**** DATASET ROWS

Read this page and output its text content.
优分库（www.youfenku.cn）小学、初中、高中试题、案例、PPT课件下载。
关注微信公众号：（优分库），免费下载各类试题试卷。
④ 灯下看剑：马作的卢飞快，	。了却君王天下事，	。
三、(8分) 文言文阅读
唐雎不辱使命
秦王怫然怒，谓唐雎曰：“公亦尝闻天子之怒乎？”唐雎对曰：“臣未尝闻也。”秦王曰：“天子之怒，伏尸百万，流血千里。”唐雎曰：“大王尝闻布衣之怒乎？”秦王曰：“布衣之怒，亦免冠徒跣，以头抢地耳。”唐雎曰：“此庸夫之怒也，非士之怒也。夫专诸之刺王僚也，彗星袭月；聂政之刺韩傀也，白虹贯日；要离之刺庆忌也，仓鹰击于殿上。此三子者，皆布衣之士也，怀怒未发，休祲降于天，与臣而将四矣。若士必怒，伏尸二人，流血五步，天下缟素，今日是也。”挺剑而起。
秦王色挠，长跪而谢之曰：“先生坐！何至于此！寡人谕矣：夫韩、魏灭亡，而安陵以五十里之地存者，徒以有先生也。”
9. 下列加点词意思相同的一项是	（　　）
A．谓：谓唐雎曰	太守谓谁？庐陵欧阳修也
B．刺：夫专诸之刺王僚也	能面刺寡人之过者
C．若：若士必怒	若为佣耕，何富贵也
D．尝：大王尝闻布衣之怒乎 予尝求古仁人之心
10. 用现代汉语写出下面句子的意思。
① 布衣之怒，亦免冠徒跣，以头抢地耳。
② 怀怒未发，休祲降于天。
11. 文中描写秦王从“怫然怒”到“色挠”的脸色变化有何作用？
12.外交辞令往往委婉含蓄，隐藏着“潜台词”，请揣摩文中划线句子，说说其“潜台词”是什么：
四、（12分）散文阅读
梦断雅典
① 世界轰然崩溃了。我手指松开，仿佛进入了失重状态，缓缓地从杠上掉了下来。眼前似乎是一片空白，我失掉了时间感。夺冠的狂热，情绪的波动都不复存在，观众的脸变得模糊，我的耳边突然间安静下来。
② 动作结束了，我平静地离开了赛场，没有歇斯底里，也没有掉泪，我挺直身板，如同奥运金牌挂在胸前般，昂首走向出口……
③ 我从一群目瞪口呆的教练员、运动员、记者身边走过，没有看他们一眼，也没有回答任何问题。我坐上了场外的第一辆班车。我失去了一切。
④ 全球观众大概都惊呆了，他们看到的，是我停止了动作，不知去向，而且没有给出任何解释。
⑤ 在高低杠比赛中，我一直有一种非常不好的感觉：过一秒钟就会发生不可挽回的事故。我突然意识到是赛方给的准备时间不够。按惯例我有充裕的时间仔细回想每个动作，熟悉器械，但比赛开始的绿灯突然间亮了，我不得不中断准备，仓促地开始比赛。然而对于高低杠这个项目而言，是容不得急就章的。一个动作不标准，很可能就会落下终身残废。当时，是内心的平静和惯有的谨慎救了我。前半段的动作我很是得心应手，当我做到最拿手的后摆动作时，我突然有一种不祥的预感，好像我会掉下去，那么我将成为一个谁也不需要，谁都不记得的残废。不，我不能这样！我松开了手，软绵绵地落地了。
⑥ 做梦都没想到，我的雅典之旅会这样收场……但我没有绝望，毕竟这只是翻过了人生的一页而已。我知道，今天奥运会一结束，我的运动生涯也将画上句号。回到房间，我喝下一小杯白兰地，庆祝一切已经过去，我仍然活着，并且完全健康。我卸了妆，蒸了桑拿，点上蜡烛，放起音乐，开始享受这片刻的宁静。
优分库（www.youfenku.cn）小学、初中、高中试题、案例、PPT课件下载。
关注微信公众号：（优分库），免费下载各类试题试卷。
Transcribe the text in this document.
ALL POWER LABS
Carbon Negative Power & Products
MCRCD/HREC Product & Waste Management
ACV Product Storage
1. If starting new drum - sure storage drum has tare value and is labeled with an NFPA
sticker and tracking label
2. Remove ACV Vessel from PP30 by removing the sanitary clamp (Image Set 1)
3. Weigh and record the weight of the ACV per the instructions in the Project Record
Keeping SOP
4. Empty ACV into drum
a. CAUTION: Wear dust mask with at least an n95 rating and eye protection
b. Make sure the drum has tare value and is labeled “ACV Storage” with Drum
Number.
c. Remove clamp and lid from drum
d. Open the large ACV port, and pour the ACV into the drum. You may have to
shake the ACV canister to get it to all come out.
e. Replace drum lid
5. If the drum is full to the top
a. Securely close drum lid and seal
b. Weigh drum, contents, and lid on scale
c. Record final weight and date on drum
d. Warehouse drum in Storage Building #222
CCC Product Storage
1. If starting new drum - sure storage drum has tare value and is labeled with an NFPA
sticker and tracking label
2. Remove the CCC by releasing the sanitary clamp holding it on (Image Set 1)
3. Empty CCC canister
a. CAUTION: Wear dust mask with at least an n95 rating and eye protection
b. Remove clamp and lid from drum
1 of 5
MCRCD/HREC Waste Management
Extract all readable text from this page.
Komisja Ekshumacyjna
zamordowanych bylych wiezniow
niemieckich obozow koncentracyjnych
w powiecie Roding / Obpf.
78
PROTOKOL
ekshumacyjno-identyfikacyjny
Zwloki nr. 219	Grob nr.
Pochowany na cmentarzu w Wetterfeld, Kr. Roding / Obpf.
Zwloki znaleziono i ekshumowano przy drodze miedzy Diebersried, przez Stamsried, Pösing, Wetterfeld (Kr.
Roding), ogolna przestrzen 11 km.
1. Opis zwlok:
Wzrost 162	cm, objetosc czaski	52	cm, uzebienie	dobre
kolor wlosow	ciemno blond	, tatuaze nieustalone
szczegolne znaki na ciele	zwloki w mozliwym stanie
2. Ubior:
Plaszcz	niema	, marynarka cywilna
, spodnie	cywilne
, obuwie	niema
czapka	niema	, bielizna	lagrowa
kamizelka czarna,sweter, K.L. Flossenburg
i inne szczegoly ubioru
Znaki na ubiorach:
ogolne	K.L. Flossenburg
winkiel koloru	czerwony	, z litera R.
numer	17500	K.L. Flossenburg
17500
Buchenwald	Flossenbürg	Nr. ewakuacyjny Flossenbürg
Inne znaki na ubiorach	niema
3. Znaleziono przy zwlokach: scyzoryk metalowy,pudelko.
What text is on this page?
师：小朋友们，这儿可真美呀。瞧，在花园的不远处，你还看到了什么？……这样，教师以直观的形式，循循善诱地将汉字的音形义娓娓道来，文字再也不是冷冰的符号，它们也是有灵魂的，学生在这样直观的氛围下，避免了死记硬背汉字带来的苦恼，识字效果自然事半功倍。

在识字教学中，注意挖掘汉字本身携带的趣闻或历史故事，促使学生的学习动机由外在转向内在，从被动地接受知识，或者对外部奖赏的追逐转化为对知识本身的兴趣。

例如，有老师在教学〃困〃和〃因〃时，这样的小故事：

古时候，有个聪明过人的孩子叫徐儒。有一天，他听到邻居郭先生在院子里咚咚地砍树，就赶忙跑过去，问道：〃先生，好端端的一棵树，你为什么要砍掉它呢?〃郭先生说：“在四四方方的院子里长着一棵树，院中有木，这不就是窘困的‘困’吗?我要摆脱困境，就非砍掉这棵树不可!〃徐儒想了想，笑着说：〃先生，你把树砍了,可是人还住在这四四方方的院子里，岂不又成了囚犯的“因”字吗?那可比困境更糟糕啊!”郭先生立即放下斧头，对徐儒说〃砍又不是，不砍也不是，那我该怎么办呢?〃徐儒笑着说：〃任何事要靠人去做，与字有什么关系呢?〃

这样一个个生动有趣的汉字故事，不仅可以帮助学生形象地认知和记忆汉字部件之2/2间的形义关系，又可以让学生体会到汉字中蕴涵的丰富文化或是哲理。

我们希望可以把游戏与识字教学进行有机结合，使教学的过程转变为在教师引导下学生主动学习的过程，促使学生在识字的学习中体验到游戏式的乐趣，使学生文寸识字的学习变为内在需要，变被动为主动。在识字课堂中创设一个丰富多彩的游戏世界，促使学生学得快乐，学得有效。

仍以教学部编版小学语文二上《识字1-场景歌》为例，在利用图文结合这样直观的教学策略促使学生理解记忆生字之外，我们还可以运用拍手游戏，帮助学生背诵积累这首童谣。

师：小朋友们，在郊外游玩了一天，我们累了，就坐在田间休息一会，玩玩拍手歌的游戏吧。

********

Determine how many lines of the listing hold the word "Record" and reply with that figure alone.

2